== Records provided ==

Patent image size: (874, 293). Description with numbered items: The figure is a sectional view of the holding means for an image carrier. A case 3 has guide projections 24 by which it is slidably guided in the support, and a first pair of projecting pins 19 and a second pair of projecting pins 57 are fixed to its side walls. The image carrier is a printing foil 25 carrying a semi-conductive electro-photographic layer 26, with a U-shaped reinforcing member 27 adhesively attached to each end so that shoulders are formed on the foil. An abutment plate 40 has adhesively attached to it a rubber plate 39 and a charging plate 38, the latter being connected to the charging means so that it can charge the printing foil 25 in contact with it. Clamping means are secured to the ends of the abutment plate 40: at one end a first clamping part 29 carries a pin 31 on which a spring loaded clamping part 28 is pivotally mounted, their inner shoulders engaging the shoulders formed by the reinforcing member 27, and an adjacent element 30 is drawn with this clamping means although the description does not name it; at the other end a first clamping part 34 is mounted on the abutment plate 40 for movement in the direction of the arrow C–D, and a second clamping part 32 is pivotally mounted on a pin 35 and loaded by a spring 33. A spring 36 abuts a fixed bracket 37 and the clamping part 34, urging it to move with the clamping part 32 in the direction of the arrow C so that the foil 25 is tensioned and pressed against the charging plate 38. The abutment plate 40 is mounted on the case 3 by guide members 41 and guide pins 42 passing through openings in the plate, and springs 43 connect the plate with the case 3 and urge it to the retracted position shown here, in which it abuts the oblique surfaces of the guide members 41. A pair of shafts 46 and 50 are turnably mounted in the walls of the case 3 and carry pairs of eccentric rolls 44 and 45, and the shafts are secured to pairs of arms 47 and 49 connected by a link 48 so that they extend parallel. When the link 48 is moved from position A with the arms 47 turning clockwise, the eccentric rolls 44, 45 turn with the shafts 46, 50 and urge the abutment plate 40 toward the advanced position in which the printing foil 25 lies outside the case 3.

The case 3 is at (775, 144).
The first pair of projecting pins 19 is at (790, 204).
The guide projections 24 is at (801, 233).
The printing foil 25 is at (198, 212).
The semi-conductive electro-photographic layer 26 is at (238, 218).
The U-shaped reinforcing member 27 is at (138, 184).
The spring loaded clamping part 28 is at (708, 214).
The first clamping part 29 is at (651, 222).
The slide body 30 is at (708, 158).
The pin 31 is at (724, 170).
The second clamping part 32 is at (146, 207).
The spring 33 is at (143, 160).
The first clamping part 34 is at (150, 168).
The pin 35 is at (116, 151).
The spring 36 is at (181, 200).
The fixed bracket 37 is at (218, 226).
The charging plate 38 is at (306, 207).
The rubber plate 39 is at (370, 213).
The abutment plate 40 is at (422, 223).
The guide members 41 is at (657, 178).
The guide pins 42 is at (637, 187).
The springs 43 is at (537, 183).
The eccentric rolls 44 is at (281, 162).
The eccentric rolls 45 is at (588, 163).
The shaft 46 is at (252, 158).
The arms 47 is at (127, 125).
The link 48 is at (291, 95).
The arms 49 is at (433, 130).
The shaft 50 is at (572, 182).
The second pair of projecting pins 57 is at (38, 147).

===

[Exercise requirements]: Turn the rows above into a Markdown table with two columns, No. and Text. Give each nonblank line its own number and wording, and leave out blank lines.

[Solution to the problem]:
| No. | Text |
|---|---|
| 1 | Patent image size: (874, 293). Description with numbered items: The figure is a sectional view of the holding means for an image carrier. A case 3 has guide projections 24 by which it is slidably guided in the support, and a first pair of projecting pins 19 and a second pair of projecting pins 57 are fixed to its side walls. The image carrier is a printing foil 25 carrying a semi-conductive electro-photographic layer 26, with a U-shaped reinforcing member 27 adhesively attached to each end so that shoulders are formed on the foil. An abutment plate 40 has adhesively attached to it a rubber plate 39 and a charging plate 38, the latter being connected to the charging means so that it can charge the printing foil 25 in contact with it. Clamping means are secured to the ends of the abutment plate 40: at one end a first clamping part 29 carries a pin 31 on which a spring loaded clamping part 28 is pivotally mounted, their inner shoulders engaging the shoulders formed by the reinforcing member 27, and an adjacent element 30 is drawn with this clamping means although the description does not name it; at the other end a first clamping part 34 is mounted on the abutment plate 40 for movement in the direction of the arrow C–D, and a second clamping part 32 is pivotally mounted on a pin 35 and loaded by a spring 33. A spring 36 abuts a fixed bracket 37 and the clamping part 34, urging it to move with the clamping part 32 in the direction of the arrow C so that the foil 25 is tensioned and pressed against the charging plate 38. The abutment plate 40 is mounted on the case 3 by guide members 41 and guide pins 42 passing through openings in the plate, and springs 43 connect the plate with the case 3 and urge it to the retracted position shown here, in which it abuts the oblique surfaces of the guide members 41. A pair of shafts 46 and 50 are turnably mounted in the walls of the case 3 and carry pairs of eccentric rolls 44 and 45, and the shafts are secured to pairs of arms 47 and 49 connected by a link 48 so that they extend parallel. When the link 48 is moved from position A with the arms 47 turning clockwise, the eccentric rolls 44, 45 turn with the shafts 46, 50 and urge the abutment plate 40 toward the advanced position in which the printing foil 25 lies outside the case 3. |
| 2 | The case 3 is at (775, 144). |
| 3 | The first pair of projecting pins 19 is at (790, 204). |
| 4 | The guide projections 24 is at (801, 233). |
| 5 | The printing foil 25 is at (198, 212). |
| 6 | The semi-conductive electro-photographic layer 26 is at (238, 218). |
| 7 | The U-shaped reinforcing member 27 is at (138, 184). |
| 8 | The spring loaded clamping part 28 is at (708, 214). |
| 9 | The first clamping part 29 is at (651, 222). |
| 10 | The slide body 30 is at (708, 158). |
| 11 | The pin 31 is at (724, 170). |
| 12 | The second clamping part 32 is at (146, 207). |
| 13 | The spring 33 is at (143, 160). |
| 14 | The first clamping part 34 is at (150, 168). |
| 15 | The pin 35 is at (116, 151). |
| 16 | The spring 36 is at (181, 200). |
| 17 | The fixed bracket 37 is at (218, 226). |
| 18 | The charging plate 38 is at (306, 207). |
| 19 | The rubber plate 39 is at (370, 213). |
| 20 | The abutment plate 40 is at (422, 223). |
| 21 | The guide members 41 is at (657, 178). |
| 22 | The guide pins 42 is at (637, 187). |
| 23 | The springs 43 is at (537, 183). |
| 24 | The eccentric rolls 44 is at (281, 162). |
| 25 | The eccentric rolls 45 is at (588, 163). |
| 26 | The shaft 46 is at (252, 158). |
| 27 | The arms 47 is at (127, 125). |
| 28 | The link 48 is at (291, 95). |
| 29 | The arms 49 is at (433, 130). |
| 30 | The shaft 50 is at (572, 182). |
| 31 | The second pair of projecting pins 57 is at (38, 147). |